* AIM OF THE TASK *
Where does the string "seconds" appear? Copy every line of the entries below that holds it.
+++ RECORDS +++
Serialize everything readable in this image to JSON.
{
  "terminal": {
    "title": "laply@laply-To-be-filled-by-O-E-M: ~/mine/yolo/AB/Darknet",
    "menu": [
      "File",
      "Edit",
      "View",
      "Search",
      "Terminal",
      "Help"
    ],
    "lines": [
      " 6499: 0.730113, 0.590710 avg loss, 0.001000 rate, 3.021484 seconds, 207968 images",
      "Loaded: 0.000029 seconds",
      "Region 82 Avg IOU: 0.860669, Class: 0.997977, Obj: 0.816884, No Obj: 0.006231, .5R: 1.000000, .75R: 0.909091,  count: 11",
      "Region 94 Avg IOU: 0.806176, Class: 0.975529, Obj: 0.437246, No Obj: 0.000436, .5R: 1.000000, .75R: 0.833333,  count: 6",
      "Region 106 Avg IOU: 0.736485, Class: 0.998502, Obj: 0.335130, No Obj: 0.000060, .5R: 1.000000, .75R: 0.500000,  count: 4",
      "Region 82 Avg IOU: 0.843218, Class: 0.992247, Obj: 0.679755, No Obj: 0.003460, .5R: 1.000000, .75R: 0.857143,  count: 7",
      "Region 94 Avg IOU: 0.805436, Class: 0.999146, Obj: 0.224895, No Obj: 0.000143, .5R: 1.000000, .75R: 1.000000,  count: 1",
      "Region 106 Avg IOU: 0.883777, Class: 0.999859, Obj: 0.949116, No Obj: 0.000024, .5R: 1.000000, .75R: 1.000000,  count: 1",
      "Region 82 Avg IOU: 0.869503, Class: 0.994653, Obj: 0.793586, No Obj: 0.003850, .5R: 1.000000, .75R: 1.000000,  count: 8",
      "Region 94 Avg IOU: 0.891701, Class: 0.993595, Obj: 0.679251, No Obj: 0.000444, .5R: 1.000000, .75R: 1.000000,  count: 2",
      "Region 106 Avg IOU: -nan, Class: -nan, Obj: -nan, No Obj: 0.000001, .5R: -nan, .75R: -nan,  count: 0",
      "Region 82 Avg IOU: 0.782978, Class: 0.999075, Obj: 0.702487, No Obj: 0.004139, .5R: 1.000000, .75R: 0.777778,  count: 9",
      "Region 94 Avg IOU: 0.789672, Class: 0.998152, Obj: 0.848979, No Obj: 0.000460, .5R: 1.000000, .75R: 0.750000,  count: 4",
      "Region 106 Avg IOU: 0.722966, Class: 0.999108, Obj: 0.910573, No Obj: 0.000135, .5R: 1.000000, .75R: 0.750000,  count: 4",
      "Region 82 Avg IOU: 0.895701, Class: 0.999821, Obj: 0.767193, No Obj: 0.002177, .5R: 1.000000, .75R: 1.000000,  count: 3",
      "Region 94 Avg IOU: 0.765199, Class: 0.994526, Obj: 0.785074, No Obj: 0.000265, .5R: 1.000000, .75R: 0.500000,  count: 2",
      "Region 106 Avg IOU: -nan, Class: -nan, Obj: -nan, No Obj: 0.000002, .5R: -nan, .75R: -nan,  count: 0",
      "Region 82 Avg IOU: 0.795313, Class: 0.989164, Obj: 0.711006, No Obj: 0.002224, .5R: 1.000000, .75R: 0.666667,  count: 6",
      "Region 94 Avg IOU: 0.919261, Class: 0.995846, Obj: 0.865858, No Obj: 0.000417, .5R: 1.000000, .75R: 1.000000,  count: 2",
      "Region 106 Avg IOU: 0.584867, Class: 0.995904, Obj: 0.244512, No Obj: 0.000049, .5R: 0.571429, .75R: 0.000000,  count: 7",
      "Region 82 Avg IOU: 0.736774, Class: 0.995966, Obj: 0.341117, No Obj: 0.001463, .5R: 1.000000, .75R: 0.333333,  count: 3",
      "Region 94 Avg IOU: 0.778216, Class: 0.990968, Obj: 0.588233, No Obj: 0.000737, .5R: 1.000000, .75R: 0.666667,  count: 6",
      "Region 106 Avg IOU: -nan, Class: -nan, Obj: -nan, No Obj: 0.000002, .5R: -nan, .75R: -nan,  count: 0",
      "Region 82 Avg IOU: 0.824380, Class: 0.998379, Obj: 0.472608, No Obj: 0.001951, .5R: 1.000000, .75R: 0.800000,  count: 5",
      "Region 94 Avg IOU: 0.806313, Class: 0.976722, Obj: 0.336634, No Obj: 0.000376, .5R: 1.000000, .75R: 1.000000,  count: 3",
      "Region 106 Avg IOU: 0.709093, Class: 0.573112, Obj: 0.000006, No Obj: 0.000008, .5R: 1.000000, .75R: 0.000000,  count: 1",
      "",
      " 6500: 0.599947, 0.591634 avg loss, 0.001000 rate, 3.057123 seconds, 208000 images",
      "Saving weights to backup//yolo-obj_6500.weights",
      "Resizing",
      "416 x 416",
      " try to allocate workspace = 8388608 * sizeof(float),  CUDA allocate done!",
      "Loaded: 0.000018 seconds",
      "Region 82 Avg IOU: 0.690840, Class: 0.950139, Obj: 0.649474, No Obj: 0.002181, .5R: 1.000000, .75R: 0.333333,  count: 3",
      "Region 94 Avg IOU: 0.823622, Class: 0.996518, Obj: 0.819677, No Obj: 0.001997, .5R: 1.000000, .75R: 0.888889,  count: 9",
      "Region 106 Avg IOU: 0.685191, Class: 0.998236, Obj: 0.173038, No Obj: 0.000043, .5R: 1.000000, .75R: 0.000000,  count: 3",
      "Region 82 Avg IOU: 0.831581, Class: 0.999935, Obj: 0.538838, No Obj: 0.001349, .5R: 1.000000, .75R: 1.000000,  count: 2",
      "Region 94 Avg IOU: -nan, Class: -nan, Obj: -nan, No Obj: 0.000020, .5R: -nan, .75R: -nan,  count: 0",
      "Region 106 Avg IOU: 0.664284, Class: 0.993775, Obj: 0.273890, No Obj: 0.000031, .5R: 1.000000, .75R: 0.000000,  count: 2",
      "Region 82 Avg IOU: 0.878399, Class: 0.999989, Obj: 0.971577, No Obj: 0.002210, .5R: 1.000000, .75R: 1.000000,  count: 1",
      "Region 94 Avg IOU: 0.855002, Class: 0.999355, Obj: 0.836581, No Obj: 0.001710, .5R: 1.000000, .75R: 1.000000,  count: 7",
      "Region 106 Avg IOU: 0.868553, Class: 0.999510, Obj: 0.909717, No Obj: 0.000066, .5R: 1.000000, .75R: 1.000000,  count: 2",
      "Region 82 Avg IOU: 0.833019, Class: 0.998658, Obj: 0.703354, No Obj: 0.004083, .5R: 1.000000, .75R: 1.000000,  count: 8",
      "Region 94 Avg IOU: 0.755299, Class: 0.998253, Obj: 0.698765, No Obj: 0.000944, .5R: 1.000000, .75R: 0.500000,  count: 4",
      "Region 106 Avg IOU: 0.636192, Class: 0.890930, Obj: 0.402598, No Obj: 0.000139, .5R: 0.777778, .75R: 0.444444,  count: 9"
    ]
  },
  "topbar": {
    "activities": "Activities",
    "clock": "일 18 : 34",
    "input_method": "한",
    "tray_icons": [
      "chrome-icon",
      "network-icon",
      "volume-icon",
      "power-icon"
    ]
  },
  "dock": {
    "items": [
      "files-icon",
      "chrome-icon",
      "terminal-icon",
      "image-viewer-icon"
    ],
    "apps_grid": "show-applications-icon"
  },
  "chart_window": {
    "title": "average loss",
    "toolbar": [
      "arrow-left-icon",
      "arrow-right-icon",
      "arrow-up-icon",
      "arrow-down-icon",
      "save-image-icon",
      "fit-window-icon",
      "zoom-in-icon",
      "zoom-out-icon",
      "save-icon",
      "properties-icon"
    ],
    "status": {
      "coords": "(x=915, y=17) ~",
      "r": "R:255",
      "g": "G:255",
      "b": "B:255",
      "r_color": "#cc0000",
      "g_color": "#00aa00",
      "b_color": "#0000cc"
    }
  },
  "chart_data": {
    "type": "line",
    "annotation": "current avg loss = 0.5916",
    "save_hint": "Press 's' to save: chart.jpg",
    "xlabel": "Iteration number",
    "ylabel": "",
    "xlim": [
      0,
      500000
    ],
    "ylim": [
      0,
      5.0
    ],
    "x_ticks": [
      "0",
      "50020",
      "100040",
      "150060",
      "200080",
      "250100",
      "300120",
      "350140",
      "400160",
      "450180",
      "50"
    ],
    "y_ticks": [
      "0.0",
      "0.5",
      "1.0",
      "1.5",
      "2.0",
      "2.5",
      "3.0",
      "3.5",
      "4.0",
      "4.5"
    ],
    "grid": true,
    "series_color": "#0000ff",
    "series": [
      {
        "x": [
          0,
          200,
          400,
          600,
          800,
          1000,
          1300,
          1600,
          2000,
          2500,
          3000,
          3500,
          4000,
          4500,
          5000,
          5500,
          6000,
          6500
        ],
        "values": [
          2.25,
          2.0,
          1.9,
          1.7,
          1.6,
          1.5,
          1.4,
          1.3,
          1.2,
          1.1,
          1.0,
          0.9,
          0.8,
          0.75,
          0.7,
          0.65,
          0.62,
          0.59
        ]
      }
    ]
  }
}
+++
* COMPLETE ANSWER *
      " 6499: 0.730113, 0.590710 avg loss, 0.001000 rate, 3.021484 seconds, 207968 images",
      "Loaded: 0.000029 seconds",
      " 6500: 0.599947, 0.591634 avg loss, 0.001000 rate, 3.057123 seconds, 208000 images",
      "Loaded: 0.000018 seconds",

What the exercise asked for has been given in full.